TASK REQUIREMENTS>
Go over the entries below line by line, copying each one that contains the word "gold".

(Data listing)

========

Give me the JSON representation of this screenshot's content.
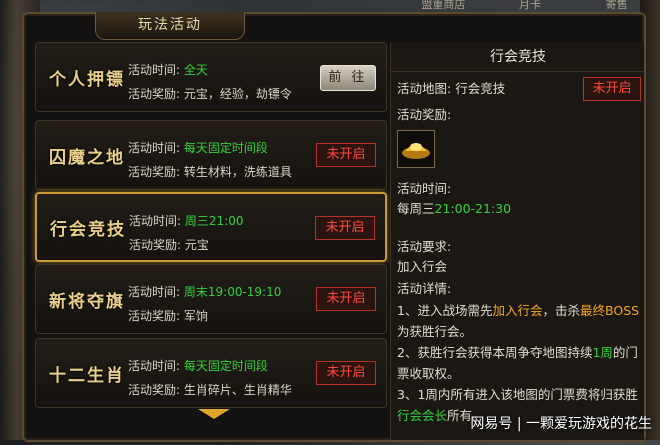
{
  "top_nav": [
    "盟重商店",
    "月卡",
    "寄售"
  ],
  "window_title": "玩法活动",
  "labels": {
    "time": "活动时间:",
    "reward": "活动奖励:"
  },
  "activities": [
    {
      "name": "个人押镖",
      "time": "全天",
      "reward": "元宝，经验，劫镖令",
      "button": "前 往",
      "status": "go"
    },
    {
      "name": "囚魔之地",
      "time": "每天固定时间段",
      "reward": "转生材料，洗练道具",
      "button": "未开启",
      "status": "closed"
    },
    {
      "name": "行会竞技",
      "time": "周三21:00",
      "reward": "元宝",
      "button": "未开启",
      "status": "closed",
      "selected": true
    },
    {
      "name": "新将夺旗",
      "time": "周末19:00-19:10",
      "reward": "军饷",
      "button": "未开启",
      "status": "closed"
    },
    {
      "name": "十二生肖",
      "time": "每天固定时间段",
      "reward": "生肖碎片、生肖精华",
      "button": "未开启",
      "status": "closed"
    }
  ],
  "detail": {
    "title": "行会竞技",
    "map_label": "活动地图:",
    "map_value": "行会竞技",
    "status_button": "未开启",
    "reward_label": "活动奖励:",
    "reward_icon": "gold-ingot-icon",
    "time_label": "活动时间:",
    "time_prefix": "每周三",
    "time_value": "21:00-21:30",
    "req_label": "活动要求:",
    "req_value": "加入行会",
    "info_label": "活动详情:",
    "info": [
      [
        "1、进入战场需先",
        "加入行会",
        "，击杀",
        "最终BOSS",
        "为获胜行会。"
      ],
      [
        "2、获胜行会获得本周争夺地图持续",
        "1周",
        "的门票收取权。",
        "",
        ""
      ],
      [
        "3、1周内所有进入该地图的门票费将归获胜",
        "行会会长",
        "所有。",
        "",
        ""
      ]
    ]
  },
  "watermark": "网易号 | 一颗爱玩游戏的花生",
  "colors": {
    "green": "#35d13c",
    "orange": "#f5a623",
    "red": "#ff4a3a",
    "gold": "#e8cf8a"
  }
}
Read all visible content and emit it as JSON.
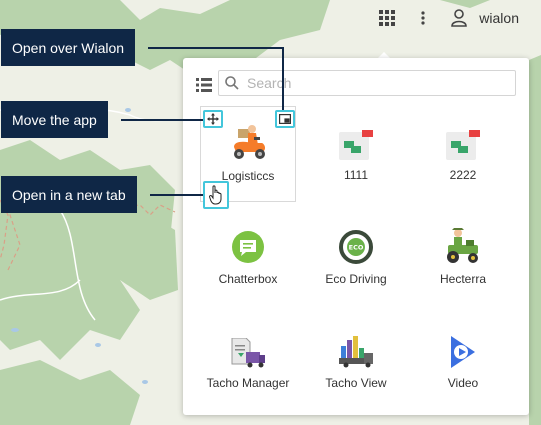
{
  "topbar": {
    "username": "wialon",
    "icons": [
      "apps-grid-icon",
      "more-vert-icon",
      "user-icon"
    ]
  },
  "panel": {
    "search_placeholder": "Search",
    "apps": [
      {
        "label": "Logisticcs",
        "icon": "logistics-icon"
      },
      {
        "label": "1111",
        "icon": "app-default-icon"
      },
      {
        "label": "2222",
        "icon": "app-default-icon"
      },
      {
        "label": "Chatterbox",
        "icon": "chatterbox-icon"
      },
      {
        "label": "Eco Driving",
        "icon": "eco-driving-icon"
      },
      {
        "label": "Hecterra",
        "icon": "hecterra-icon"
      },
      {
        "label": "Tacho Manager",
        "icon": "tacho-manager-icon"
      },
      {
        "label": "Tacho View",
        "icon": "tacho-view-icon"
      },
      {
        "label": "Video",
        "icon": "video-icon"
      }
    ]
  },
  "callouts": {
    "open_over": "Open over Wialon",
    "move": "Move the app",
    "new_tab": "Open in a new tab"
  },
  "colors": {
    "accent": "#43c6db",
    "callout_bg": "#0f2746",
    "map_forest": "#b8d3ac",
    "map_bg": "#eef0e6"
  }
}
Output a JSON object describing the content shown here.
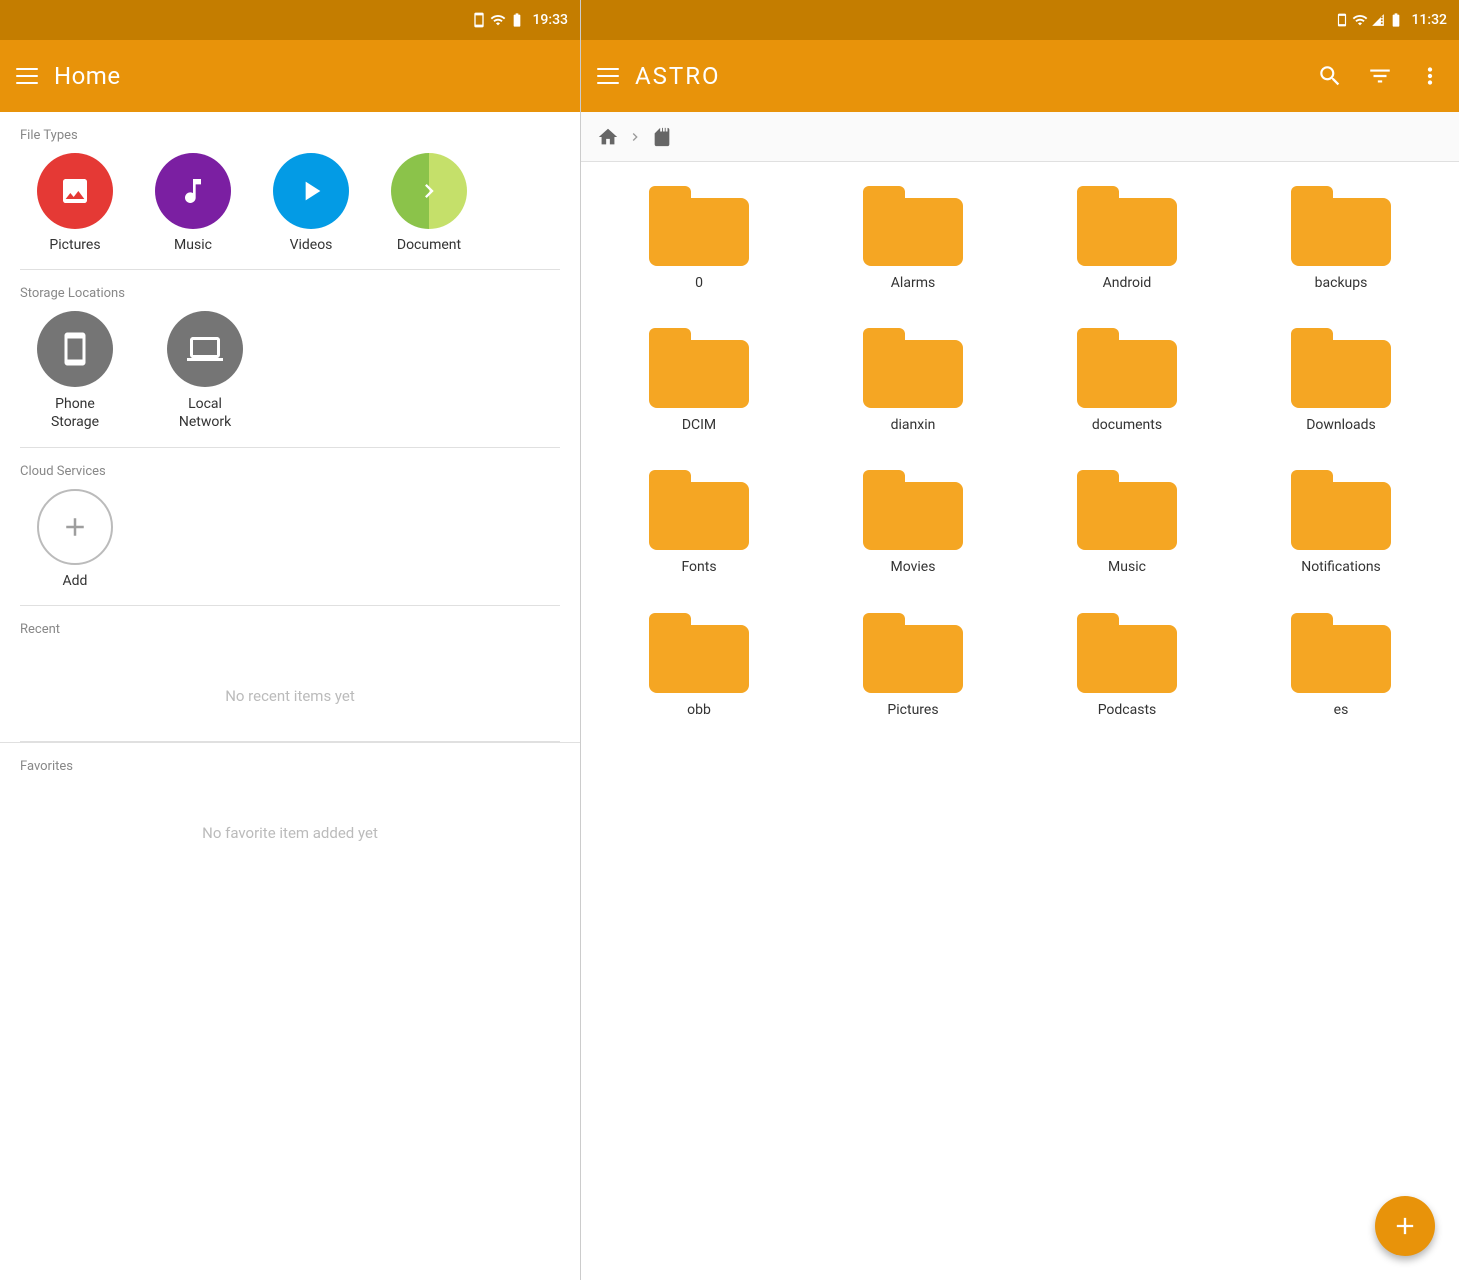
{
  "left": {
    "statusBar": {
      "time": "19:33"
    },
    "title": "Home",
    "sections": {
      "fileTypes": {
        "label": "File Types",
        "items": [
          {
            "id": "pictures",
            "label": "Pictures",
            "color": "red"
          },
          {
            "id": "music",
            "label": "Music",
            "color": "purple"
          },
          {
            "id": "videos",
            "label": "Videos",
            "color": "blue"
          },
          {
            "id": "documents",
            "label": "Document",
            "color": "more"
          }
        ]
      },
      "storageLocations": {
        "label": "Storage Locations",
        "items": [
          {
            "id": "phone-storage",
            "label": "Phone\nStorage"
          },
          {
            "id": "local-network",
            "label": "Local\nNetwork"
          }
        ]
      },
      "cloudServices": {
        "label": "Cloud Services",
        "addLabel": "Add"
      },
      "recent": {
        "label": "Recent",
        "emptyText": "No recent items yet"
      },
      "favorites": {
        "label": "Favorites",
        "emptyText": "No favorite item added yet"
      }
    }
  },
  "right": {
    "statusBar": {
      "time": "11:32"
    },
    "title": "ASTRO",
    "folders": [
      {
        "id": "0",
        "label": "0"
      },
      {
        "id": "alarms",
        "label": "Alarms"
      },
      {
        "id": "android",
        "label": "Android"
      },
      {
        "id": "backups",
        "label": "backups"
      },
      {
        "id": "dcim",
        "label": "DCIM"
      },
      {
        "id": "dianxin",
        "label": "dianxin"
      },
      {
        "id": "documents",
        "label": "documents"
      },
      {
        "id": "downloads",
        "label": "Downloads"
      },
      {
        "id": "fonts",
        "label": "Fonts"
      },
      {
        "id": "movies",
        "label": "Movies"
      },
      {
        "id": "music",
        "label": "Music"
      },
      {
        "id": "notifications",
        "label": "Notifications"
      },
      {
        "id": "obb",
        "label": "obb"
      },
      {
        "id": "pictures",
        "label": "Pictures"
      },
      {
        "id": "podcasts",
        "label": "Podcasts"
      },
      {
        "id": "ringtones",
        "label": "es"
      }
    ]
  }
}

========

TASK ANSWER>
    "reward_icon": "gold-ingot-icon",
    "gold": "#e8cf8a"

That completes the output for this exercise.